Data extracted from a collection:
------------------------------------
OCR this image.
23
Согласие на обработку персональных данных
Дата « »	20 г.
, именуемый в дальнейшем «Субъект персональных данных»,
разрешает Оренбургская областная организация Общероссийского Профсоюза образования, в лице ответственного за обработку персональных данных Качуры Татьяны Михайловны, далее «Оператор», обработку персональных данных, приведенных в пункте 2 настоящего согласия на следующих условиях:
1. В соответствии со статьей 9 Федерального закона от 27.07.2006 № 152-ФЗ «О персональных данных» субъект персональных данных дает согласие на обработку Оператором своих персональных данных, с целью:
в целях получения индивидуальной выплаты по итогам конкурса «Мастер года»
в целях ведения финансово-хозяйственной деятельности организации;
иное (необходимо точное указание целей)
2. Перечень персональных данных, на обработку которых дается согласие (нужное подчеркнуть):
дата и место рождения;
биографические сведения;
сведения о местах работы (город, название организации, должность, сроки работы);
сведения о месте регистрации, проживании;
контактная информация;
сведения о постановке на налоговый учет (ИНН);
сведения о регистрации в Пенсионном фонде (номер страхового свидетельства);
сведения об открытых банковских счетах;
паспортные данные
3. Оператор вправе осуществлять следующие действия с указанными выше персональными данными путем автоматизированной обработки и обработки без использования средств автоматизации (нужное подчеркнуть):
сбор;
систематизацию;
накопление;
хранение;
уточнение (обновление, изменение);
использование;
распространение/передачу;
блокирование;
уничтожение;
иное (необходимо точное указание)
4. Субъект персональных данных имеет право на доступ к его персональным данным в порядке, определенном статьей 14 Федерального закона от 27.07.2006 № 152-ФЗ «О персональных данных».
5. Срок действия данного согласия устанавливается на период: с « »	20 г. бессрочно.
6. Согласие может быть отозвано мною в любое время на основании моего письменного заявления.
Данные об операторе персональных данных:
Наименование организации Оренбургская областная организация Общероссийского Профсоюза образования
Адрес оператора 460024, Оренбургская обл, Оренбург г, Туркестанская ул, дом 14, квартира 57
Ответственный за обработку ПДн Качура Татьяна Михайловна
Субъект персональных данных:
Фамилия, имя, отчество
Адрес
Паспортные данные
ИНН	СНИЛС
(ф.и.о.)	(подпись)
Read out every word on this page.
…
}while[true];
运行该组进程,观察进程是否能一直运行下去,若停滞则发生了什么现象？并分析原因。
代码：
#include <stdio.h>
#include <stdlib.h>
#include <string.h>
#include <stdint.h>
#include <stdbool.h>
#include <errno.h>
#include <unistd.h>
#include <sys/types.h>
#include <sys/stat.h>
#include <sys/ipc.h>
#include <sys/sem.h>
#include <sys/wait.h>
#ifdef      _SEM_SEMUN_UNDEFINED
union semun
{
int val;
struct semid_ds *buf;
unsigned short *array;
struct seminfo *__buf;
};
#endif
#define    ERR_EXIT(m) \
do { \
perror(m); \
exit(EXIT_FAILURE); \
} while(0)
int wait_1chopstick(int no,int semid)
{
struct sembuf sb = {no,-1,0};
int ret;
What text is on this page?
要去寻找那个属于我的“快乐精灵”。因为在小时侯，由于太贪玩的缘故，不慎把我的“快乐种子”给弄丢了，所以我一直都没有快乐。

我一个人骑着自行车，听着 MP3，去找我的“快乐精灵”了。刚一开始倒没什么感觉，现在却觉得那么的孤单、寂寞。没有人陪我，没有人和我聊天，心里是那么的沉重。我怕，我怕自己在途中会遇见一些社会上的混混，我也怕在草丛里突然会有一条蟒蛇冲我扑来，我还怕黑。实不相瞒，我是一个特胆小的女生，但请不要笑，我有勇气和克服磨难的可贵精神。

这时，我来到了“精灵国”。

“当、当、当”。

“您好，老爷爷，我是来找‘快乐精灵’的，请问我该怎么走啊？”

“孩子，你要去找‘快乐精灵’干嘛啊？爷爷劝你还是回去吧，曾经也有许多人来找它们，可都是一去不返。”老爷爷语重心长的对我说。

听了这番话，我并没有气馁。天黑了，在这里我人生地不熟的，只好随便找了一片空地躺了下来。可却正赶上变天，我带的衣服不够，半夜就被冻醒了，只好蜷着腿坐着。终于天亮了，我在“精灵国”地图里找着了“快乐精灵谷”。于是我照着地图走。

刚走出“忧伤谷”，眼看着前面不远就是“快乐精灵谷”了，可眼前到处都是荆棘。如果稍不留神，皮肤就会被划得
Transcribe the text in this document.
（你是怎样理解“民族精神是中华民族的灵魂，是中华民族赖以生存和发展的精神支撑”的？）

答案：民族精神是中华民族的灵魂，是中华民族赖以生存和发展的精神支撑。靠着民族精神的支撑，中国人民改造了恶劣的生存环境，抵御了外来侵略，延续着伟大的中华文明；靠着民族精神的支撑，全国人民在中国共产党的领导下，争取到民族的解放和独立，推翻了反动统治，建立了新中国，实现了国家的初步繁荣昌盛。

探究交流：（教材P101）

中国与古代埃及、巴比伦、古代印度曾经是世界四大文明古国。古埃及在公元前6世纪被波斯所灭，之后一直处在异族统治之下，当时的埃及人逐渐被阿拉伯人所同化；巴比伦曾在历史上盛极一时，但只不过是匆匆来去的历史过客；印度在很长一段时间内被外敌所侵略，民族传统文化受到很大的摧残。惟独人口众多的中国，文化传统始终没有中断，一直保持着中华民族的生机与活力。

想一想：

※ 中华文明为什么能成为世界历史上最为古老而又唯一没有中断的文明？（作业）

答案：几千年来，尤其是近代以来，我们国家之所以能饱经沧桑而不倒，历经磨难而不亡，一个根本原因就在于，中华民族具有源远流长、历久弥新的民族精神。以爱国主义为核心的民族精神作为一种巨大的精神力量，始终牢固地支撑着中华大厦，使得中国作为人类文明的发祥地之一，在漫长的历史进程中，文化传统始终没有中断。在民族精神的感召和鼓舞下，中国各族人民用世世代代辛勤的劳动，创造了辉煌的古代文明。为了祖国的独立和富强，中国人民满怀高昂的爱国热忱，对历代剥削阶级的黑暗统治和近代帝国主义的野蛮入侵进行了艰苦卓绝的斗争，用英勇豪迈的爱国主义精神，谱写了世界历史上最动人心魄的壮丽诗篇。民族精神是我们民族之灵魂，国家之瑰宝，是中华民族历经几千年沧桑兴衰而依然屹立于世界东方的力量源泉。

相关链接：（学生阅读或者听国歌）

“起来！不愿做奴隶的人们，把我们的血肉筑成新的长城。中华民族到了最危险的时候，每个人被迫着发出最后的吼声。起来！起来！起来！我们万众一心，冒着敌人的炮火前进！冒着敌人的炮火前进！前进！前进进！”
------------------------------------
**Exercise aim:**
Provide the number of lines containing the string "целях", with no other output.

**The response:**
2